GIVEN INFORMATION:
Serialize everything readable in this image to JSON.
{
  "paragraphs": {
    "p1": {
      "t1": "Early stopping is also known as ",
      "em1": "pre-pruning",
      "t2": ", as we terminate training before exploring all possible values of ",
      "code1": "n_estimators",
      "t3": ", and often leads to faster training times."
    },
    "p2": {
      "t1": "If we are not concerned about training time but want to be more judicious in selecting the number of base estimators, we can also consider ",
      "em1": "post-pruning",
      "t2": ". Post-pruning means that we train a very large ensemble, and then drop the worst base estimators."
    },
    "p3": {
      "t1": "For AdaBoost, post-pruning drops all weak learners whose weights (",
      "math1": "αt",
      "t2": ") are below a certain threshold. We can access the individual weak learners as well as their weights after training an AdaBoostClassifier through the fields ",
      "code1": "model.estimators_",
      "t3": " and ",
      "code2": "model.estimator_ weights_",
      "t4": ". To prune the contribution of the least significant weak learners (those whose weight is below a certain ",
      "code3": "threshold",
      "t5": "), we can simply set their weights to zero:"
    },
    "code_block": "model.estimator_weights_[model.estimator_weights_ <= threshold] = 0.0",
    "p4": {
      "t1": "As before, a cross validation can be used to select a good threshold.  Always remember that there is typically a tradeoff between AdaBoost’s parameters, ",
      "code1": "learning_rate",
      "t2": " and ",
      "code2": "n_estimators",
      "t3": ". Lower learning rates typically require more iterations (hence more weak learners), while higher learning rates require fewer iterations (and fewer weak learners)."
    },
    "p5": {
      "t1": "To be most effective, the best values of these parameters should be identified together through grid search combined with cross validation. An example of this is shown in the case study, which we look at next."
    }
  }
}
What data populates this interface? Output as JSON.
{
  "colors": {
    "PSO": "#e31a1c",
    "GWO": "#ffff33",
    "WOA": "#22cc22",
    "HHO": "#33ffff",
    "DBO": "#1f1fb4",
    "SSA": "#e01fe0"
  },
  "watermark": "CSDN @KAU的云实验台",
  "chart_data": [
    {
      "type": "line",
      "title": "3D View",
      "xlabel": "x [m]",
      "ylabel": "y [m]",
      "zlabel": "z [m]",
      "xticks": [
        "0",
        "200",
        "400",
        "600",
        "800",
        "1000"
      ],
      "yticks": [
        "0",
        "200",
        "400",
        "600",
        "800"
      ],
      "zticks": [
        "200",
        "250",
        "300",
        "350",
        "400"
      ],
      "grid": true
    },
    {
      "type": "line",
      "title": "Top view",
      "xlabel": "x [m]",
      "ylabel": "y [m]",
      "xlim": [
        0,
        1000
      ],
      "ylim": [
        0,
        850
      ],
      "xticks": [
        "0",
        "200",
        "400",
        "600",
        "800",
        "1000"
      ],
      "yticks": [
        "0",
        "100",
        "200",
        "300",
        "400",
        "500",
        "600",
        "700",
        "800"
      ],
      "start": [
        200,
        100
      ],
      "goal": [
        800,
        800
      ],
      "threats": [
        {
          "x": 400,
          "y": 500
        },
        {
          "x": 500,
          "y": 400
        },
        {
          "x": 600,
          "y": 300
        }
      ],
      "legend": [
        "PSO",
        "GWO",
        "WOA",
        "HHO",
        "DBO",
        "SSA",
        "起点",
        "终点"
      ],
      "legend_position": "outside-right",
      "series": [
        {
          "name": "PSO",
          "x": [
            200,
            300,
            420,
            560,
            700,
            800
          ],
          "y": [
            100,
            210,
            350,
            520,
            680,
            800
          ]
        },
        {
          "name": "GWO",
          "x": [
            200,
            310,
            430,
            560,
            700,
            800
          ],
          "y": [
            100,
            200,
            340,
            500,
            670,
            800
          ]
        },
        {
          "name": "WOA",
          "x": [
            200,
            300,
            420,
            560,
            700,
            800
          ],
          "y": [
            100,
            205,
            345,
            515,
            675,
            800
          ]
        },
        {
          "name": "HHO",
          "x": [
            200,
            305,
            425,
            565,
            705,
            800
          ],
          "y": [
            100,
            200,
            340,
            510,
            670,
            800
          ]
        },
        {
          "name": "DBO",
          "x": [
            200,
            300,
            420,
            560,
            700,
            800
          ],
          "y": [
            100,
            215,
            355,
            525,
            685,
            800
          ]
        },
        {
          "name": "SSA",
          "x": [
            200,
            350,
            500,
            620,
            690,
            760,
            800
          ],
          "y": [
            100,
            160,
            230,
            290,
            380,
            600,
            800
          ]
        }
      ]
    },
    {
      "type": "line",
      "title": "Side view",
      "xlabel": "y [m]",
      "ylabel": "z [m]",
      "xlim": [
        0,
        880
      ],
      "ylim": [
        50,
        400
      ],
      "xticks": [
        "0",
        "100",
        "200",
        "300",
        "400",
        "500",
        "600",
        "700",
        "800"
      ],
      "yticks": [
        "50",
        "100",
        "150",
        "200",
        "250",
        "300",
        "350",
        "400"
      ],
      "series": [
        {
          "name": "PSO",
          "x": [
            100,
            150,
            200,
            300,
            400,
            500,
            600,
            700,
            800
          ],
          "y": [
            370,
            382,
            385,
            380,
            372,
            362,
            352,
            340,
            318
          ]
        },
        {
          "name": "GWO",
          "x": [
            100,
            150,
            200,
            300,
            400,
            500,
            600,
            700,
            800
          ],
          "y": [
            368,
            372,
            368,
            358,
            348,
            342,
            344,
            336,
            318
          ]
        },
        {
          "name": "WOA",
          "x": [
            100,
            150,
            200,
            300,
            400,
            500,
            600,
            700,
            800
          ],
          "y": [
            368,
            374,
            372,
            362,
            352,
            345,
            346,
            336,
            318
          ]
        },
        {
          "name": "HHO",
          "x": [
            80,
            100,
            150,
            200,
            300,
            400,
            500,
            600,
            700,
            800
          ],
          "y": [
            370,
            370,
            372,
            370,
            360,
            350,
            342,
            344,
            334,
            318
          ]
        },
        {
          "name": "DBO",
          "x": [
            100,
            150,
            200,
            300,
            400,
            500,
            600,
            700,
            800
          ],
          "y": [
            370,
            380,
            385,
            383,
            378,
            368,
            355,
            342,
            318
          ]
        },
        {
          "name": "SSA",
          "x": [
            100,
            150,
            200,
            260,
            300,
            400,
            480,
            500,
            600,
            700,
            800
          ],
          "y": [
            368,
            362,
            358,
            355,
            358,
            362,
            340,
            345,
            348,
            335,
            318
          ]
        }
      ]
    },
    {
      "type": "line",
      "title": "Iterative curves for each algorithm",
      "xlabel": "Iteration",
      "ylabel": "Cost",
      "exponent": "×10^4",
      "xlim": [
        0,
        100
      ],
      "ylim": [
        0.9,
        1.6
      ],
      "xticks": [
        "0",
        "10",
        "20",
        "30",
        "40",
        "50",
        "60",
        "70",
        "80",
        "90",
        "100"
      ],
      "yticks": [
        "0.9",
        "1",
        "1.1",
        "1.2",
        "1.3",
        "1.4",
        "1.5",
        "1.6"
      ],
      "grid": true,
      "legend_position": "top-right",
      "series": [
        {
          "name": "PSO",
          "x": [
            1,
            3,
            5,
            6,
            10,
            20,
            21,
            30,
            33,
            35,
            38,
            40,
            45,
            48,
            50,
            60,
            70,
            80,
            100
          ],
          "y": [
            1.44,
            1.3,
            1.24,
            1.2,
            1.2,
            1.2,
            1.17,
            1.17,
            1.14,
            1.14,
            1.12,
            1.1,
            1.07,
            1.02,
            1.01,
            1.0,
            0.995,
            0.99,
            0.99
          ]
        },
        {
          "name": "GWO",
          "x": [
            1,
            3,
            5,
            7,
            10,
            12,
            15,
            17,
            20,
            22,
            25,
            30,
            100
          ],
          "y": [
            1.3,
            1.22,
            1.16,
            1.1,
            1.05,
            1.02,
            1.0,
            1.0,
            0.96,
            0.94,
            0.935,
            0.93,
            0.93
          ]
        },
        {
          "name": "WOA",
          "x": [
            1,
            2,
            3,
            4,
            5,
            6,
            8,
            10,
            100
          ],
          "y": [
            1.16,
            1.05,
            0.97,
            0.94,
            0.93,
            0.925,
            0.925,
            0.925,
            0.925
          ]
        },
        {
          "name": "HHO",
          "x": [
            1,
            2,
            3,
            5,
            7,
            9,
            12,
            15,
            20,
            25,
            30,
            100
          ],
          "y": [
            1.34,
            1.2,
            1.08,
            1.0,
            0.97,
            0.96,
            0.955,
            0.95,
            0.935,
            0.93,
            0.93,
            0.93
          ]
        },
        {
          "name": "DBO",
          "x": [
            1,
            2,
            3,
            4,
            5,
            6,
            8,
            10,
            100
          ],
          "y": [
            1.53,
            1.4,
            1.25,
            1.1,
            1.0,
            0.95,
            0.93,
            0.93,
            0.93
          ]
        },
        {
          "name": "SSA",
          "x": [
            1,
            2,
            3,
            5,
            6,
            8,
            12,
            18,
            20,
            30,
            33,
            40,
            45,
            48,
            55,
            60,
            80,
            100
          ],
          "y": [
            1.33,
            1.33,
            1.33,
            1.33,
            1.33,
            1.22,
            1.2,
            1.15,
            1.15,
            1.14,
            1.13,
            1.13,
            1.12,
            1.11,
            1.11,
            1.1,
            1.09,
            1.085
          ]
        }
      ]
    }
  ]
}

TASK DIRECTIONS: From the listing above, copy out each line where the word "learners" appears.

EXERCISE SOLUTION:
      "t1": "For AdaBoost, post-pruning drops all weak learners whose weights (",
      "t2": ") are below a certain threshold. We can access the individual weak learners as well as their weights after training an AdaBoostClassifier through the fields ",
      "t4": ". To prune the contribution of the least significant weak learners (those whose weight is below a certain ",
      "t3": ". Lower learning rates typically require more iterations (hence more weak learners), while higher learning rates require fewer iterations (and fewer weak learners)."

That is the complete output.